[Data records]
══════════

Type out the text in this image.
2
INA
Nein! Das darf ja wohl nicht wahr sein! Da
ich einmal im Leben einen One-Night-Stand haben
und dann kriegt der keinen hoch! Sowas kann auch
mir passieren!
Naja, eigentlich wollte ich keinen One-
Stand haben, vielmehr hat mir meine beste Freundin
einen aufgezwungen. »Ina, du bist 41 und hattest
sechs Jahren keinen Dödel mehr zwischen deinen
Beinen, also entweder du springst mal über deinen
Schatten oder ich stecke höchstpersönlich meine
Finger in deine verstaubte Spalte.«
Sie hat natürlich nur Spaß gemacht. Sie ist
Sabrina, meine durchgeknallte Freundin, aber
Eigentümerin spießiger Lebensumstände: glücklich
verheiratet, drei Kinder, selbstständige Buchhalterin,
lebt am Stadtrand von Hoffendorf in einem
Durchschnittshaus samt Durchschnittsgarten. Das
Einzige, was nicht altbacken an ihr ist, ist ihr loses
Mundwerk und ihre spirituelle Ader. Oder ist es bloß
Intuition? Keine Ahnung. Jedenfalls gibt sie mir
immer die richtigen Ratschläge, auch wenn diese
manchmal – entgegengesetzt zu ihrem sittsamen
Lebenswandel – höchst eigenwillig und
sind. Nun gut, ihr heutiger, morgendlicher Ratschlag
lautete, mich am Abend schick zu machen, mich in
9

══════════

### Your task
Give all of the entries again, word for word.

### Exercise solution
Type out the text in this image.
2
INA
Nein! Das darf ja wohl nicht wahr sein! Da
ich einmal im Leben einen One-Night-Stand haben
und dann kriegt der keinen hoch! Sowas kann auch
mir passieren!
Naja, eigentlich wollte ich keinen One-
Stand haben, vielmehr hat mir meine beste Freundin
einen aufgezwungen. »Ina, du bist 41 und hattest
sechs Jahren keinen Dödel mehr zwischen deinen
Beinen, also entweder du springst mal über deinen
Schatten oder ich stecke höchstpersönlich meine
Finger in deine verstaubte Spalte.«
Sie hat natürlich nur Spaß gemacht. Sie ist
Sabrina, meine durchgeknallte Freundin, aber
Eigentümerin spießiger Lebensumstände: glücklich
verheiratet, drei Kinder, selbstständige Buchhalterin,
lebt am Stadtrand von Hoffendorf in einem
Durchschnittshaus samt Durchschnittsgarten. Das
Einzige, was nicht altbacken an ihr ist, ist ihr loses
Mundwerk und ihre spirituelle Ader. Oder ist es bloß
Intuition? Keine Ahnung. Jedenfalls gibt sie mir
immer die richtigen Ratschläge, auch wenn diese
manchmal – entgegengesetzt zu ihrem sittsamen
Lebenswandel – höchst eigenwillig und
sind. Nun gut, ihr heutiger, morgendlicher Ratschlag
lautete, mich am Abend schick zu machen, mich in
9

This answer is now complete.